[Items listed in a dataset]
________________

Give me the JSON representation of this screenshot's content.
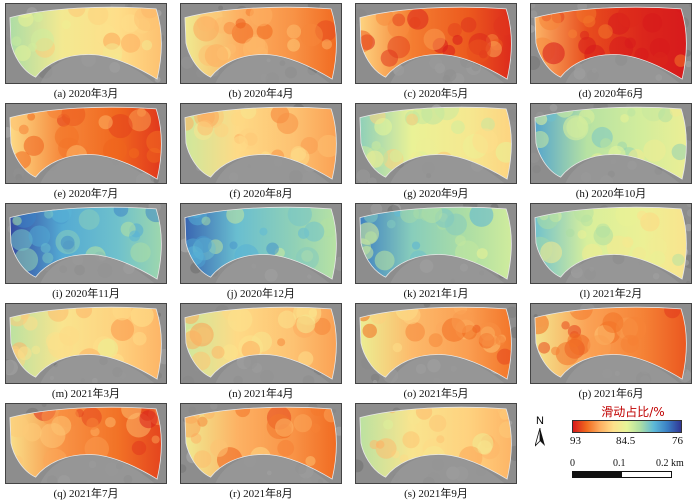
{
  "panels": [
    {
      "label": "(a) 2020年3月",
      "level": 0.55
    },
    {
      "label": "(b) 2020年4月",
      "level": 0.72
    },
    {
      "label": "(c) 2020年5月",
      "level": 0.82
    },
    {
      "label": "(d) 2020年6月",
      "level": 0.9
    },
    {
      "label": "(e) 2020年7月",
      "level": 0.8
    },
    {
      "label": "(f) 2020年8月",
      "level": 0.62
    },
    {
      "label": "(g) 2020年9月",
      "level": 0.5
    },
    {
      "label": "(h) 2020年10月",
      "level": 0.38
    },
    {
      "label": "(i) 2020年11月",
      "level": 0.2
    },
    {
      "label": "(j) 2020年12月",
      "level": 0.25
    },
    {
      "label": "(k) 2021年1月",
      "level": 0.3
    },
    {
      "label": "(l) 2021年2月",
      "level": 0.45
    },
    {
      "label": "(m) 2021年3月",
      "level": 0.58
    },
    {
      "label": "(n) 2021年4月",
      "level": 0.62
    },
    {
      "label": "(o) 2021年5月",
      "level": 0.7
    },
    {
      "label": "(p) 2021年6月",
      "level": 0.75
    },
    {
      "label": "(q) 2021年7月",
      "level": 0.78
    },
    {
      "label": "(r) 2021年8月",
      "level": 0.72
    },
    {
      "label": "(s) 2021年9月",
      "level": 0.58
    }
  ],
  "legend": {
    "title": "滑动占比/%",
    "max_label": "93",
    "mid_label": "84.5",
    "min_label": "76",
    "colors": [
      "#d7191c",
      "#f16a1e",
      "#fdae61",
      "#fee08b",
      "#e6f598",
      "#abdda4",
      "#5cb8d8",
      "#3a7fc4",
      "#313695"
    ]
  },
  "north_label": "N",
  "scale_bar": {
    "labels": [
      "0",
      "0.1",
      "0.2 km"
    ]
  },
  "basemap_color": "#8d8d8d"
}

________________

DO THIS:
Leave the pictures out and write out every entry exactly as given.

EXERCISE RESULT:
Give me the JSON representation of this screenshot's content.
{
  "panels": [
    {
      "label": "(a) 2020年3月",
      "level": 0.55
    },
    {
      "label": "(b) 2020年4月",
      "level": 0.72
    },
    {
      "label": "(c) 2020年5月",
      "level": 0.82
    },
    {
      "label": "(d) 2020年6月",
      "level": 0.9
    },
    {
      "label": "(e) 2020年7月",
      "level": 0.8
    },
    {
      "label": "(f) 2020年8月",
      "level": 0.62
    },
    {
      "label": "(g) 2020年9月",
      "level": 0.5
    },
    {
      "label": "(h) 2020年10月",
      "level": 0.38
    },
    {
      "label": "(i) 2020年11月",
      "level": 0.2
    },
    {
      "label": "(j) 2020年12月",
      "level": 0.25
    },
    {
      "label": "(k) 2021年1月",
      "level": 0.3
    },
    {
      "label": "(l) 2021年2月",
      "level": 0.45
    },
    {
      "label": "(m) 2021年3月",
      "level": 0.58
    },
    {
      "label": "(n) 2021年4月",
      "level": 0.62
    },
    {
      "label": "(o) 2021年5月",
      "level": 0.7
    },
    {
      "label": "(p) 2021年6月",
      "level": 0.75
    },
    {
      "label": "(q) 2021年7月",
      "level": 0.78
    },
    {
      "label": "(r) 2021年8月",
      "level": 0.72
    },
    {
      "label": "(s) 2021年9月",
      "level": 0.58
    }
  ],
  "legend": {
    "title": "滑动占比/%",
    "max_label": "93",
    "mid_label": "84.5",
    "min_label": "76",
    "colors": [
      "#d7191c",
      "#f16a1e",
      "#fdae61",
      "#fee08b",
      "#e6f598",
      "#abdda4",
      "#5cb8d8",
      "#3a7fc4",
      "#313695"
    ]
  },
  "north_label": "N",
  "scale_bar": {
    "labels": [
      "0",
      "0.1",
      "0.2 km"
    ]
  },
  "basemap_color": "#8d8d8d"
}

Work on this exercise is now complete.